> _Short task_: Retype all of the entries word for word.

> _Stored records_:
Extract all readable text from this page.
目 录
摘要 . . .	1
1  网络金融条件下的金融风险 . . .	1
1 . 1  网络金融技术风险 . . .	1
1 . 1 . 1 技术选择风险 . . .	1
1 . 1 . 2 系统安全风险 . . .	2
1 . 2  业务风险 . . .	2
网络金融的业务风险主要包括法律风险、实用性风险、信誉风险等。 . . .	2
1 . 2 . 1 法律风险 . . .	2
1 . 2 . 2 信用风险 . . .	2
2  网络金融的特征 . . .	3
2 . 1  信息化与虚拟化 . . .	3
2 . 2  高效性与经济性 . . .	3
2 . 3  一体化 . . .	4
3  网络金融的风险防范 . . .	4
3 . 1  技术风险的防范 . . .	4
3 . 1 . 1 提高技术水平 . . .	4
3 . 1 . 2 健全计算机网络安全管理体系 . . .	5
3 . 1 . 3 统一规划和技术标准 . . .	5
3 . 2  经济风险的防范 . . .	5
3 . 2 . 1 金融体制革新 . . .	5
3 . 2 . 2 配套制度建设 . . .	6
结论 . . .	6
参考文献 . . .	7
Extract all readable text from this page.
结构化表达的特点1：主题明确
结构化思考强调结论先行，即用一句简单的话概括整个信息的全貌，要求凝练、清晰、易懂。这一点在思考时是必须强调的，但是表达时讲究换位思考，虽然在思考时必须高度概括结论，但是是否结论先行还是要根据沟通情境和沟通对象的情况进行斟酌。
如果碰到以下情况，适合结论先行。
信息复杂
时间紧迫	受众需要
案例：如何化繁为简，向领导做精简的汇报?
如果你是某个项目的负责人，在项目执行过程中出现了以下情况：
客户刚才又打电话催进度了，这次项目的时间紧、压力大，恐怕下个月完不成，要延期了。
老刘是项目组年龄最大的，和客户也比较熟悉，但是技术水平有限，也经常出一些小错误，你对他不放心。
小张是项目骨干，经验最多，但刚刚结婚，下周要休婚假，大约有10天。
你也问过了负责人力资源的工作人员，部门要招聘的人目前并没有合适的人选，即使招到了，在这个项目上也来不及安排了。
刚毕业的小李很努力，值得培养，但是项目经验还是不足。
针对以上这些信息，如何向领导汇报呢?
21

> _Result of the exercise_:
Extract all readable text from this page.
目 录
摘要 . . .	1
1  网络金融条件下的金融风险 . . .	1
1 . 1  网络金融技术风险 . . .	1
1 . 1 . 1 技术选择风险 . . .	1
1 . 1 . 2 系统安全风险 . . .	2
1 . 2  业务风险 . . .	2
网络金融的业务风险主要包括法律风险、实用性风险、信誉风险等。 . . .	2
1 . 2 . 1 法律风险 . . .	2
1 . 2 . 2 信用风险 . . .	2
2  网络金融的特征 . . .	3
2 . 1  信息化与虚拟化 . . .	3
2 . 2  高效性与经济性 . . .	3
2 . 3  一体化 . . .	4
3  网络金融的风险防范 . . .	4
3 . 1  技术风险的防范 . . .	4
3 . 1 . 1 提高技术水平 . . .	4
3 . 1 . 2 健全计算机网络安全管理体系 . . .	5
3 . 1 . 3 统一规划和技术标准 . . .	5
3 . 2  经济风险的防范 . . .	5
3 . 2 . 1 金融体制革新 . . .	5
3 . 2 . 2 配套制度建设 . . .	6
结论 . . .	6
参考文献 . . .	7
Extract all readable text from this page.
结构化表达的特点1：主题明确
结构化思考强调结论先行，即用一句简单的话概括整个信息的全貌，要求凝练、清晰、易懂。这一点在思考时是必须强调的，但是表达时讲究换位思考，虽然在思考时必须高度概括结论，但是是否结论先行还是要根据沟通情境和沟通对象的情况进行斟酌。
如果碰到以下情况，适合结论先行。
信息复杂
时间紧迫	受众需要
案例：如何化繁为简，向领导做精简的汇报?
如果你是某个项目的负责人，在项目执行过程中出现了以下情况：
客户刚才又打电话催进度了，这次项目的时间紧、压力大，恐怕下个月完不成，要延期了。
老刘是项目组年龄最大的，和客户也比较熟悉，但是技术水平有限，也经常出一些小错误，你对他不放心。
小张是项目骨干，经验最多，但刚刚结婚，下周要休婚假，大约有10天。
你也问过了负责人力资源的工作人员，部门要招聘的人目前并没有合适的人选，即使招到了，在这个项目上也来不及安排了。
刚毕业的小李很努力，值得培养，但是项目经验还是不足。
针对以上这些信息，如何向领导汇报呢?
21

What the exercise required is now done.